文科省による「大学入学者数の推移」によると、ここ数年横ばいだった18歳人口数も、2040年には約30万人ほど減少すると予測されており、今後も激戦が予想されています。
この大前提をふまえ、新卒採用において面接官が担うべき役割は下記2点です。
<新卒採用における面接官の2つの役割> 1.こだわり過ぎず「選ぶ」 |
詳しくご説明いたします。
1. こだわり過ぎず「選ぶ」
新卒採用だけでなく、「長年この採用基準で採用してきたから…」という理由で、採用条件に対して頑なになってしまうケースもあります。細かいマッチング条件にこだわり過ぎてしまうと、良い人材を逃すことにもなりかねません。
ぜひ、専門家の意見を柔軟に聞き入れながら、まずは現在の採用条件が自社にとって本当に必要な条件なのか考えていただきたいと思います。また、その上で決められた時間軸の中でしっかり選ぶことを意識して、学生の情報を引き出していただければ幸いです。
2. 学生から「嫌われない」
1.の「選ぶ」に相反するようですが、会社の顔として学生から見られているという意識を持つことは重要なポイントです。最近は、口コミサイトやSNSを通してすぐに実態はばれてしまうもの。ぜひ、採用することだけでなく「選ばれる」ということも意識しましょう。
<学生に嫌われる例>
・無表情で話を聞いているのか分からない
・ため口で話してきた
・横柄な態度で上から目線だった
・提出書類への理解が薄い
・質問に対して回答が返ってこない(QとAがずれている)
これらはあくまで一例ですが、実際に学生から聞いた声です。自社の魅力を伝え、ぜひ選ばれる企業になれるよう参考になさってください。
新卒採用面接の流れ
個人や集団といった面接の形態にもよりますが、新卒採用の一般的な面接の流れをご紹介します。
アイスブレイク
まずは、面接の冒頭で、学生の緊張をほぐすためにアイスブレイクという雑談を行います。人は、最初と最後の記憶が残りやすいといわれていることから、面接時の最初に応募書の緊張をほぐすことが、会社に対して良い印象を持つことにつながるといわれています。
アイスブレイクでは、天気に関する話題など、受け答えがしやすく、面接と無関係な質問をしましょう。

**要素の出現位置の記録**
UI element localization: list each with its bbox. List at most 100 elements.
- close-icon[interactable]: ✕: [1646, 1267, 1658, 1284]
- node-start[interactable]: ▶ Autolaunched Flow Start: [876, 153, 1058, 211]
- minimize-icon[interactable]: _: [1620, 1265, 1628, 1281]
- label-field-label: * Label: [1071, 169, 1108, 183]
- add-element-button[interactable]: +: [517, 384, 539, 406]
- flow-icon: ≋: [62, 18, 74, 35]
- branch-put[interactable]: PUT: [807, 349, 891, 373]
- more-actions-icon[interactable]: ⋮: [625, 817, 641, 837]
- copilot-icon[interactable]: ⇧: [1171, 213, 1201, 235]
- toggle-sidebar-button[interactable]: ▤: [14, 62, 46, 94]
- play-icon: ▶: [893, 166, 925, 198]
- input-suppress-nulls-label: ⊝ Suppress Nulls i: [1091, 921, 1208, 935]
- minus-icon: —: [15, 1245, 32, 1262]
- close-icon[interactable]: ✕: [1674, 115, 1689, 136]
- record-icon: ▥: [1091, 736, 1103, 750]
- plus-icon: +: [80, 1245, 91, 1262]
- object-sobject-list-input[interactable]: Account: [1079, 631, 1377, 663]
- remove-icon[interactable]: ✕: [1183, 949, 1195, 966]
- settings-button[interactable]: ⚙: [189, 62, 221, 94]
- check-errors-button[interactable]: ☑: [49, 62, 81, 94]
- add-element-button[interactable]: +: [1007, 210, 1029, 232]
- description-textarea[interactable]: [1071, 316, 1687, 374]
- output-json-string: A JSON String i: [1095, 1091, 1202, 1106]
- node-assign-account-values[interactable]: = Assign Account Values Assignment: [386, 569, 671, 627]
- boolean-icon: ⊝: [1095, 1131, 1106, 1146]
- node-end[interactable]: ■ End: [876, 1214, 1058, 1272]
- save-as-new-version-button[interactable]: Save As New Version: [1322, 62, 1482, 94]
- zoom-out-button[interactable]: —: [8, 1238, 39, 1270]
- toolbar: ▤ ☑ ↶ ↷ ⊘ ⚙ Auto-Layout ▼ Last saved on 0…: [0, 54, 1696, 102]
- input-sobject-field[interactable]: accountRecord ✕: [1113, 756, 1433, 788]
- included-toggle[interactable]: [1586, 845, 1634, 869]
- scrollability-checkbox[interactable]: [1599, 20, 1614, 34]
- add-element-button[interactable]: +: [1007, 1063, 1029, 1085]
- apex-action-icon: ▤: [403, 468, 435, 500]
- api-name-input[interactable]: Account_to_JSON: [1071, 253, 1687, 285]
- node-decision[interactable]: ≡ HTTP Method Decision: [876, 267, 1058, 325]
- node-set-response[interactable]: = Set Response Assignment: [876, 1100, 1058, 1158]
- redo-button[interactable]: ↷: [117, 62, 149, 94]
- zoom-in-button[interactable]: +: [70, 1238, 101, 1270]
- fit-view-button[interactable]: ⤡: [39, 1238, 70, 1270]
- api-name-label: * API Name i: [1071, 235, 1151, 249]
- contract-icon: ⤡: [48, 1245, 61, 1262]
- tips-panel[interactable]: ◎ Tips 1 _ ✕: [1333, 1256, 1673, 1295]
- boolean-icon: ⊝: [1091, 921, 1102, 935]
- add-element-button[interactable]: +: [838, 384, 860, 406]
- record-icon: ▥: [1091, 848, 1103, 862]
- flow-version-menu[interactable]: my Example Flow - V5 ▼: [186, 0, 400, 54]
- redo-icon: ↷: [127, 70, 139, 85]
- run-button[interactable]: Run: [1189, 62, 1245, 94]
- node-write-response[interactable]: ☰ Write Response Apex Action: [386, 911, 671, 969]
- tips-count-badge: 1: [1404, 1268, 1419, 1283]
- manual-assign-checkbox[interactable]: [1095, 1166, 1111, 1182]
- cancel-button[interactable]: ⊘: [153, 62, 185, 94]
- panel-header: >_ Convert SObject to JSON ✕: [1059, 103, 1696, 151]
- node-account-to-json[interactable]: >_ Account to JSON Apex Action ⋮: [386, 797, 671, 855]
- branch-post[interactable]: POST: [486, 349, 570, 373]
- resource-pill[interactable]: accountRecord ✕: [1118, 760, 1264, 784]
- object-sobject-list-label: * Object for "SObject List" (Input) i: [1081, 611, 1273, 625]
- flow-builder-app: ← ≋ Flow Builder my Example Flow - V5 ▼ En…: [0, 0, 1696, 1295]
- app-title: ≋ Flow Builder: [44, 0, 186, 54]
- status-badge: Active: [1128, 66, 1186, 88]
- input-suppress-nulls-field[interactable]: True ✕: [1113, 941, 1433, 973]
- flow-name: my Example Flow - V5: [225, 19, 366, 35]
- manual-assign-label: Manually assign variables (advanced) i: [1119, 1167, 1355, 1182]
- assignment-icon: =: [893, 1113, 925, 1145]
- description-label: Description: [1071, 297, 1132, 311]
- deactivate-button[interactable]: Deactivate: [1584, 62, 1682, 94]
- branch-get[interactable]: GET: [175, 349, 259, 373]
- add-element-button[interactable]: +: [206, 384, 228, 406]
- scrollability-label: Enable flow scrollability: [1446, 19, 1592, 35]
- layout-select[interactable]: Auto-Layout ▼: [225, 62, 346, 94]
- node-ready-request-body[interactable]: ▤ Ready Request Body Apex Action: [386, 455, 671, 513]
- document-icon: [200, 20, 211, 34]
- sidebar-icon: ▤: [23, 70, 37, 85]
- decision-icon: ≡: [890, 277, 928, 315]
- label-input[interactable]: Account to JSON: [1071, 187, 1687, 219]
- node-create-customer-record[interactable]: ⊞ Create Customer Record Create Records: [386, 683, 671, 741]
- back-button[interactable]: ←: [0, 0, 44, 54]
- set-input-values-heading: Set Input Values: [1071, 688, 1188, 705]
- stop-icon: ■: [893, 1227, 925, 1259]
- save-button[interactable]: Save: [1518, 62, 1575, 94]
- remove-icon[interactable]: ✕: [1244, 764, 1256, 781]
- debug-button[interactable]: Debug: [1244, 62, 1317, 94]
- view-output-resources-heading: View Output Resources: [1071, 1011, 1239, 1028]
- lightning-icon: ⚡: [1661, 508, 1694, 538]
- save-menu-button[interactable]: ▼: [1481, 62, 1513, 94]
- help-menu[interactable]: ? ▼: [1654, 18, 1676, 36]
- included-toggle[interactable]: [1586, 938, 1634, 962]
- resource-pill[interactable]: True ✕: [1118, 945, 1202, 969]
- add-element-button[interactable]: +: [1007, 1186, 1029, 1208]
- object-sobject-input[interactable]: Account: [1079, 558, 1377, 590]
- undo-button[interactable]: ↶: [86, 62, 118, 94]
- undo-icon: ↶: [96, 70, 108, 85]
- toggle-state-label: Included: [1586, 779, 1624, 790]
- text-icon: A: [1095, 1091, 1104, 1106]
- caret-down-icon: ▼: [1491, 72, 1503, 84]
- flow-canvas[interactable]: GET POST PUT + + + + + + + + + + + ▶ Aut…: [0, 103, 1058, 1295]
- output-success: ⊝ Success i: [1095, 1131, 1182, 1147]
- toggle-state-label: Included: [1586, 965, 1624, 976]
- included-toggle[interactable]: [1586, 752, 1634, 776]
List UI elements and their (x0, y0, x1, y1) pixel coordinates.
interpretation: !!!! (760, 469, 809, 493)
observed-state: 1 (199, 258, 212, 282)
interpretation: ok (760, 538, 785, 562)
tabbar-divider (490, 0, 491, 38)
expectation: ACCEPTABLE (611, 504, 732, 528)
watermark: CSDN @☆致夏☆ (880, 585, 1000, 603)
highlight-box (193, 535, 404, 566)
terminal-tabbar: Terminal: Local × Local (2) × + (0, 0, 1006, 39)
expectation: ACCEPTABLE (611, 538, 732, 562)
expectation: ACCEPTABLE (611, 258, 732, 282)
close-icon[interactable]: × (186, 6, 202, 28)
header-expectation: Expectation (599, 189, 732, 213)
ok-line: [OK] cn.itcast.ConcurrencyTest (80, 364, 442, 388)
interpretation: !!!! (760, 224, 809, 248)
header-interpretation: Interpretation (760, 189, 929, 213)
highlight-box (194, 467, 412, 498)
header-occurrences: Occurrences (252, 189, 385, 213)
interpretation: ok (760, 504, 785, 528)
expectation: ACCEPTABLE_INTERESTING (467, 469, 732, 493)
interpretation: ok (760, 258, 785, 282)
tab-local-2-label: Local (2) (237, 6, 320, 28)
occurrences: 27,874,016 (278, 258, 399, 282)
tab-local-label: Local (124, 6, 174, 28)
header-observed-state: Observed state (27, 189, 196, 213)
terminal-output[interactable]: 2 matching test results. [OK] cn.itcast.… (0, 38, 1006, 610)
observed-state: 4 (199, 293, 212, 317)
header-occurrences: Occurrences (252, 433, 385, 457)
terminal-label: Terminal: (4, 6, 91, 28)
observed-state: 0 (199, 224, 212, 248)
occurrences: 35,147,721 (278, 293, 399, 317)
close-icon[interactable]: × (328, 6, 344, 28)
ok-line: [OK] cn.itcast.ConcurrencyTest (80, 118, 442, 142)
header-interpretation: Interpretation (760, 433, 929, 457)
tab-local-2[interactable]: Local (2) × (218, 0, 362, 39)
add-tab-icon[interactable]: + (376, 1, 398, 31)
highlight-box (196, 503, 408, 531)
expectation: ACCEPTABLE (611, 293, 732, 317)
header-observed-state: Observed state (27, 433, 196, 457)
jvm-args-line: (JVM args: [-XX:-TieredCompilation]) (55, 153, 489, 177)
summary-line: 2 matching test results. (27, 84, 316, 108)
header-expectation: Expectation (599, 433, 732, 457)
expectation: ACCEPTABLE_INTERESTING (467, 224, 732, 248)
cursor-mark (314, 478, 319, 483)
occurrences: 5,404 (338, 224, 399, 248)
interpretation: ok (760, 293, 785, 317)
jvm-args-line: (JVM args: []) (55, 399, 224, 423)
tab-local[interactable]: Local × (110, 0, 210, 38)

**必要な作業**
a - 新卒採用面接に関する本文について、次の問いに答えてください。
(i) 文科省の「大学入学者数の推移」では、2040年に18歳人口がどれほど減少すると予測されていますか。
(ii) 新卒採用における面接官の役割の2点目は何ですか。
(iii) アイスブレイクで扱う話題として、どのような例が挙げられていますか。
b - リストの冒頭から「- toggle-sidebar-button[interactable]: ▤: [14, 62, 46, 94]」を含む行までを、空行を除いて番号付きリストに書き直してください。

**解答一覧**
a -
(i) 約30万人ほど
(ii) 学生から「嫌われない」
(iii) 天気に関する話題

b -
1. UI element localization: list each with its bbox. List at most 100 elements.
2. - close-icon[interactable]: ✕: [1646, 1267, 1658, 1284]
3. - node-start[interactable]: ▶ Autolaunched Flow Start: [876, 153, 1058, 211]
4. - minimize-icon[interactable]: _: [1620, 1265, 1628, 1281]
5. - label-field-label: * Label: [1071, 169, 1108, 183]
6. - add-element-button[interactable]: +: [517, 384, 539, 406]
7. - flow-icon: ≋: [62, 18, 74, 35]
8. - branch-put[interactable]: PUT: [807, 349, 891, 373]
9. - more-actions-icon[interactable]: ⋮: [625, 817, 641, 837]
10. - copilot-icon[interactable]: ⇧: [1171, 213, 1201, 235]
11. - toggle-sidebar-button[interactable]: ▤: [14, 62, 46, 94]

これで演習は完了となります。